Saved entries
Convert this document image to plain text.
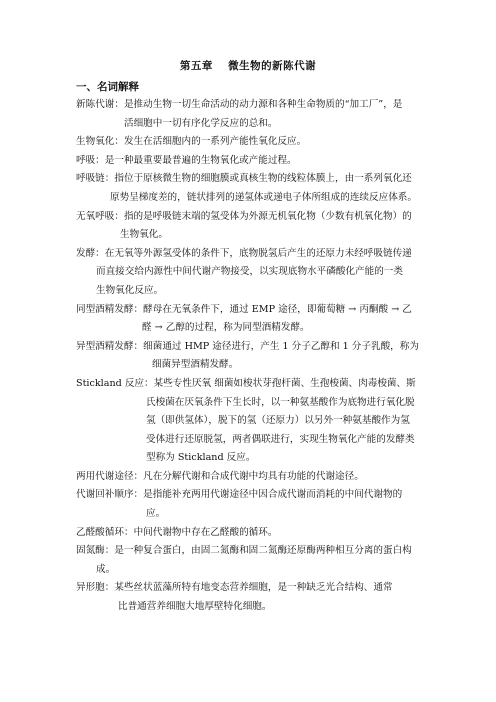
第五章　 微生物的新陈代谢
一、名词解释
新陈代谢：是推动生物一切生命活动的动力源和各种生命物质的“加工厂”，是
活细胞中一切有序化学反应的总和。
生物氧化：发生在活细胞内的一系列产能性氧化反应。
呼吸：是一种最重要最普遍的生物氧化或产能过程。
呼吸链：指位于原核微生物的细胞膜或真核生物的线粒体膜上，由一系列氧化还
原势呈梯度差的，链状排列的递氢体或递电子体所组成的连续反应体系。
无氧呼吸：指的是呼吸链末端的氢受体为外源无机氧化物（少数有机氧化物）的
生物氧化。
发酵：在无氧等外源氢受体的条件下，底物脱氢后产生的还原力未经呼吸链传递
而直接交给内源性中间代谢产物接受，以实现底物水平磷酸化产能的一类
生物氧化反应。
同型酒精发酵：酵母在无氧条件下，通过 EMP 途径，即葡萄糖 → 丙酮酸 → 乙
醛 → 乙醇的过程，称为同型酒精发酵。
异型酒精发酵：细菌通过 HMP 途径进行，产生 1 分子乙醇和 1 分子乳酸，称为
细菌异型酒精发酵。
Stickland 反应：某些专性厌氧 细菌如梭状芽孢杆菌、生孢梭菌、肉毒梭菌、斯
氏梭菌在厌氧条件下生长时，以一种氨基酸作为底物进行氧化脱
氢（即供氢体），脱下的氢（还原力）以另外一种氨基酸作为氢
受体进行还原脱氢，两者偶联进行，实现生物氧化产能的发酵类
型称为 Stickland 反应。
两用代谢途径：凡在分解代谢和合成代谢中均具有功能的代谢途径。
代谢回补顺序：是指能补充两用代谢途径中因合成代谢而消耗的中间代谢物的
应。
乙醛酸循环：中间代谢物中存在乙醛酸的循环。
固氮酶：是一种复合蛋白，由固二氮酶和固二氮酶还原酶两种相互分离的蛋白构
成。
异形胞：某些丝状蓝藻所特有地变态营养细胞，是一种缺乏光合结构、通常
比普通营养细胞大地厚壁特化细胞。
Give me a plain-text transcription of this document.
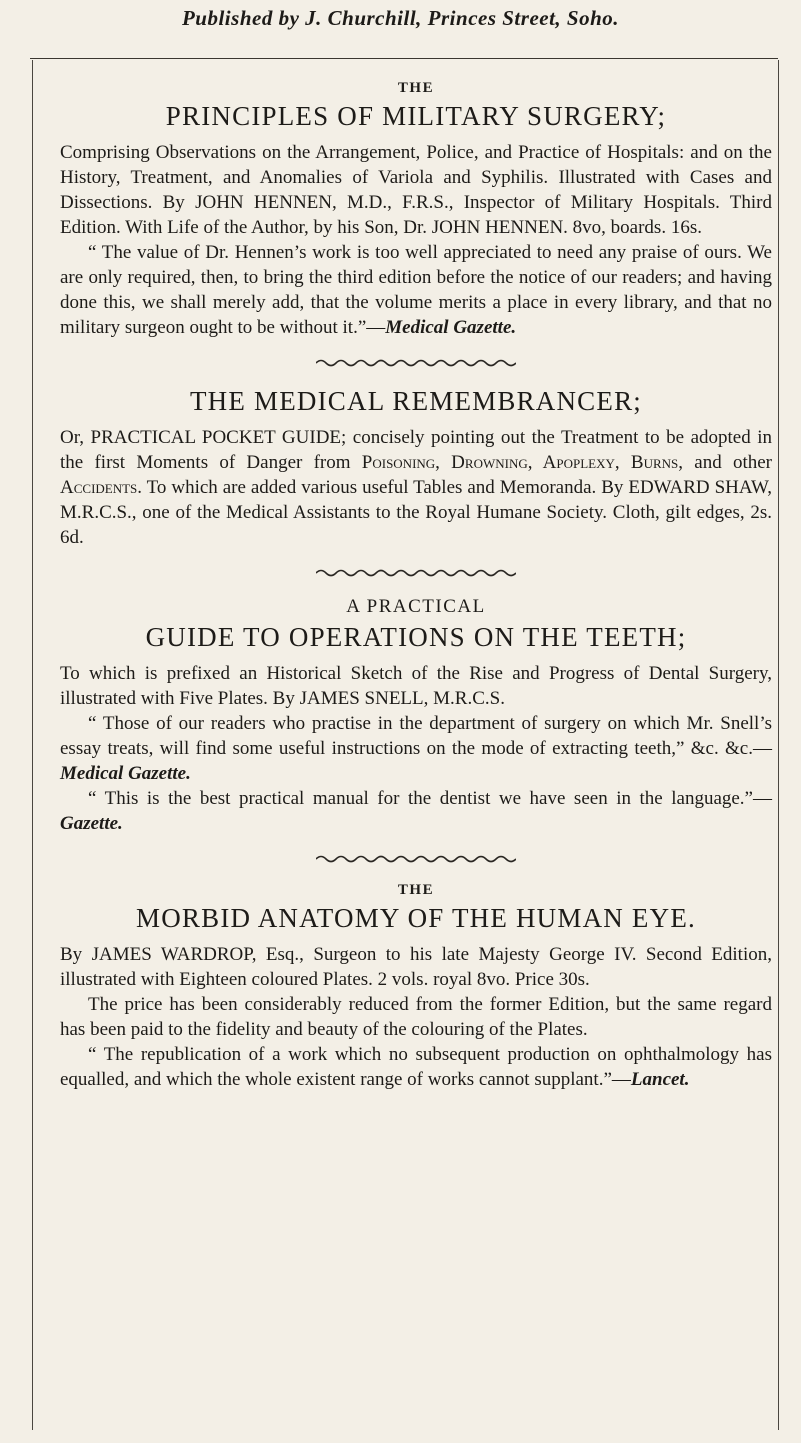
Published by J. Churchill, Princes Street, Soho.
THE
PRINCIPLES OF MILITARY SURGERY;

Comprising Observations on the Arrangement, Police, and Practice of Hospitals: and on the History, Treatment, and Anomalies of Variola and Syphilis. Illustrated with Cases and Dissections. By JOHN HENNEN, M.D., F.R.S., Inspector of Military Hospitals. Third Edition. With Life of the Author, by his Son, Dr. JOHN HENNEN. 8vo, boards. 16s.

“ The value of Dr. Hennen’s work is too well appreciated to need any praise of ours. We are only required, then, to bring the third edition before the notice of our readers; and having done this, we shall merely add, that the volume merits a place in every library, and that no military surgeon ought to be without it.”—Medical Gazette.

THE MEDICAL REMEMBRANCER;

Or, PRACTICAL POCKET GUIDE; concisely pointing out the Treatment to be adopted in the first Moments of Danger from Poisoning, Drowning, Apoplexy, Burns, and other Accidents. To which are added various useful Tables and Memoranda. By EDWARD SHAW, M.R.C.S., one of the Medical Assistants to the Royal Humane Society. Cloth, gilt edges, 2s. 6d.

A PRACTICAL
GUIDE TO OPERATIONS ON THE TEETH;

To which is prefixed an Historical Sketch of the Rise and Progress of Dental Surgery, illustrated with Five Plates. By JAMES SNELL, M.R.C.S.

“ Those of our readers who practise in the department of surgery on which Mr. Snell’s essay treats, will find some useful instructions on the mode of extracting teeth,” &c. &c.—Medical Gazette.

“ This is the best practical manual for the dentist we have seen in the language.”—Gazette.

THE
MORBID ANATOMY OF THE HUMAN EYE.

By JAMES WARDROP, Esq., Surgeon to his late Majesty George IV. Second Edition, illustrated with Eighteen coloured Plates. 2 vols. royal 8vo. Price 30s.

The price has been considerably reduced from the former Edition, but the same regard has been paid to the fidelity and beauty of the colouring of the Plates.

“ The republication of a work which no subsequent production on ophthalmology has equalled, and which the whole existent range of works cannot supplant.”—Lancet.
...
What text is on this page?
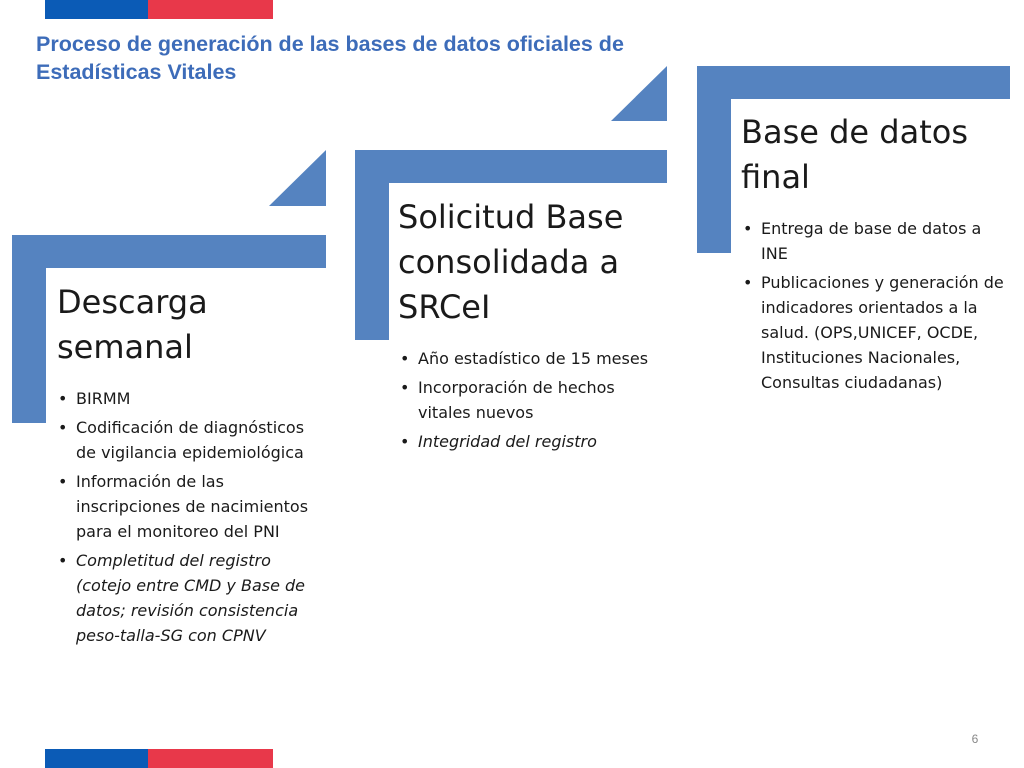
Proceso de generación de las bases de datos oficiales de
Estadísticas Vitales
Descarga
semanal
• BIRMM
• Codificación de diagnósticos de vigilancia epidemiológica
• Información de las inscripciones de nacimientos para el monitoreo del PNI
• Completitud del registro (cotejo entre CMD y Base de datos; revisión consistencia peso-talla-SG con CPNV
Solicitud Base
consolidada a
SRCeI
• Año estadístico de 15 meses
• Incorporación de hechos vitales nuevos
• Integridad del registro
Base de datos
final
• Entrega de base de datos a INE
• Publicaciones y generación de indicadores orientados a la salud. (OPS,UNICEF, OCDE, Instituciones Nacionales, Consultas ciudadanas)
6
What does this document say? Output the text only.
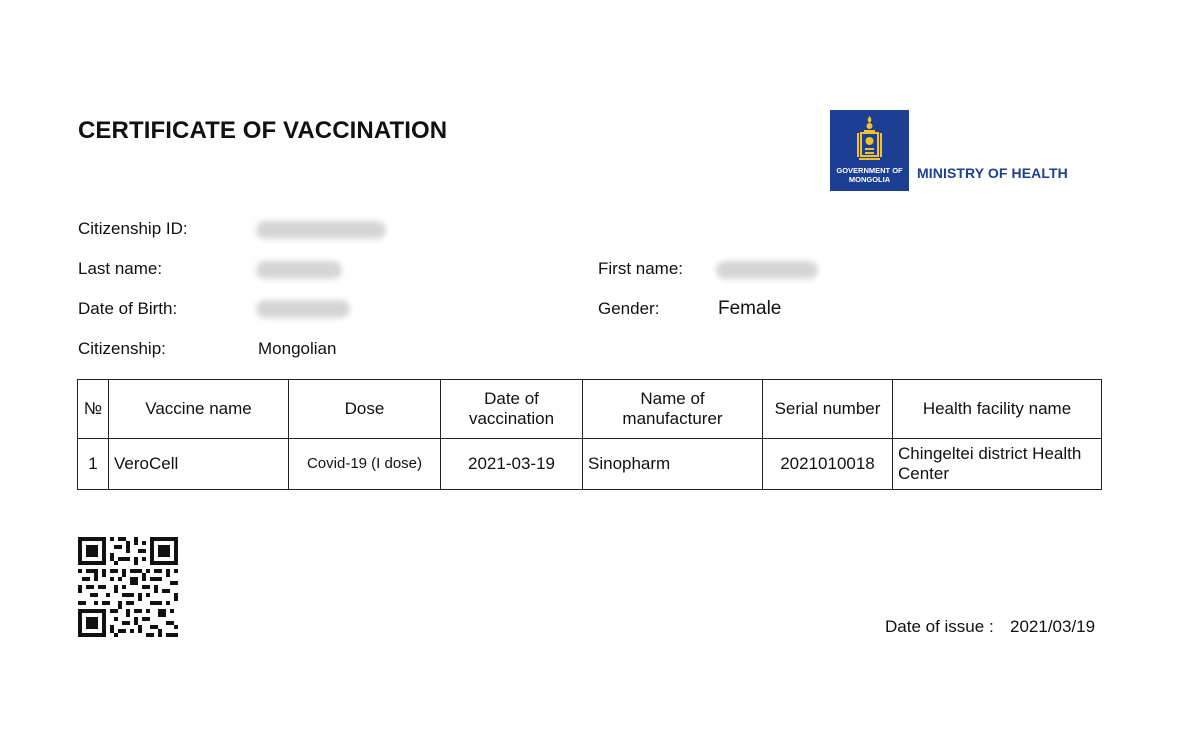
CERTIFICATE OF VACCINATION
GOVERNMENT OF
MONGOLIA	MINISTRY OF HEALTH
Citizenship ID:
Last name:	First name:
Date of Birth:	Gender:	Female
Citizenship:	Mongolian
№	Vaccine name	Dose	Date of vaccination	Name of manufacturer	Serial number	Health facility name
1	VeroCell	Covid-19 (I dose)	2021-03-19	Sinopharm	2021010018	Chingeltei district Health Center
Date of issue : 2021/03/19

- [Requirements]: In the records above, find each line that holds the word "GUIDE"; copy all such lines.

- [Written solution]:
Or, PRACTICAL POCKET GUIDE; concisely pointing out the Treatment to be adopted in the first Moments of Danger from Poisoning, Drowning, Apoplexy, Burns, and other Accidents. To which are added various useful Tables and Memoranda. By EDWARD SHAW, M.R.C.S., one of the Medical Assistants to the Royal Humane Society. Cloth, gilt edges, 2s. 6d.
GUIDE TO OPERATIONS ON THE TEETH;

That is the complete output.